Give the records back in full, exactly as they read.
------ INFORMATION SHOWN ------
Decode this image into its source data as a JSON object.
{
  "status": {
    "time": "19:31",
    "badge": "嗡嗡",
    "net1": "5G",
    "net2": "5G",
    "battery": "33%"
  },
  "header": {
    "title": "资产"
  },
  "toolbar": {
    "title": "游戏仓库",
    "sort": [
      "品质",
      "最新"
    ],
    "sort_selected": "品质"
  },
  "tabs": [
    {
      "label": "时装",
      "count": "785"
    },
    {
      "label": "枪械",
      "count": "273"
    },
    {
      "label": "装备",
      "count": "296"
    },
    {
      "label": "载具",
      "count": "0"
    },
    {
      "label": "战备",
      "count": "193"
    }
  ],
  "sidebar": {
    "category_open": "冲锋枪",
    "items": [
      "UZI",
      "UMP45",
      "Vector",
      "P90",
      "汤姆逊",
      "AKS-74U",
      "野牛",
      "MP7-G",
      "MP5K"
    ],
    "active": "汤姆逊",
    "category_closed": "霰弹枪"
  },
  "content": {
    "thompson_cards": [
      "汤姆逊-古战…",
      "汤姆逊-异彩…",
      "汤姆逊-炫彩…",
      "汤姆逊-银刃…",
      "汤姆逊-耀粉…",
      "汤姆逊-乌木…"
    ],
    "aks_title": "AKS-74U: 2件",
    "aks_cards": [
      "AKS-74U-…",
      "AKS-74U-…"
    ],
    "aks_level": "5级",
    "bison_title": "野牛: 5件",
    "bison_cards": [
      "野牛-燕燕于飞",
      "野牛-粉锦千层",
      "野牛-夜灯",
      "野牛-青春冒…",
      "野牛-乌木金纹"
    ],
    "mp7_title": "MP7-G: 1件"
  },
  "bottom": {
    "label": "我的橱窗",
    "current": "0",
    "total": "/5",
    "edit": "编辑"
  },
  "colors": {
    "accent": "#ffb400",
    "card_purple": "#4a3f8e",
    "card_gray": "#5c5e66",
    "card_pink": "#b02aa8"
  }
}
------
__RESULT OF THIS TASK__.
Decode this image into its source data as a JSON object.
{
  "status": {
    "time": "19:31",
    "badge": "嗡嗡",
    "net1": "5G",
    "net2": "5G",
    "battery": "33%"
  },
  "header": {
    "title": "资产"
  },
  "toolbar": {
    "title": "游戏仓库",
    "sort": [
      "品质",
      "最新"
    ],
    "sort_selected": "品质"
  },
  "tabs": [
    {
      "label": "时装",
      "count": "785"
    },
    {
      "label": "枪械",
      "count": "273"
    },
    {
      "label": "装备",
      "count": "296"
    },
    {
      "label": "载具",
      "count": "0"
    },
    {
      "label": "战备",
      "count": "193"
    }
  ],
  "sidebar": {
    "category_open": "冲锋枪",
    "items": [
      "UZI",
      "UMP45",
      "Vector",
      "P90",
      "汤姆逊",
      "AKS-74U",
      "野牛",
      "MP7-G",
      "MP5K"
    ],
    "active": "汤姆逊",
    "category_closed": "霰弹枪"
  },
  "content": {
    "thompson_cards": [
      "汤姆逊-古战…",
      "汤姆逊-异彩…",
      "汤姆逊-炫彩…",
      "汤姆逊-银刃…",
      "汤姆逊-耀粉…",
      "汤姆逊-乌木…"
    ],
    "aks_title": "AKS-74U: 2件",
    "aks_cards": [
      "AKS-74U-…",
      "AKS-74U-…"
    ],
    "aks_level": "5级",
    "bison_title": "野牛: 5件",
    "bison_cards": [
      "野牛-燕燕于飞",
      "野牛-粉锦千层",
      "野牛-夜灯",
      "野牛-青春冒…",
      "野牛-乌木金纹"
    ],
    "mp7_title": "MP7-G: 1件"
  },
  "bottom": {
    "label": "我的橱窗",
    "current": "0",
    "total": "/5",
    "edit": "编辑"
  },
  "colors": {
    "accent": "#ffb400",
    "card_purple": "#4a3f8e",
    "card_gray": "#5c5e66",
    "card_pink": "#b02aa8"
  }
}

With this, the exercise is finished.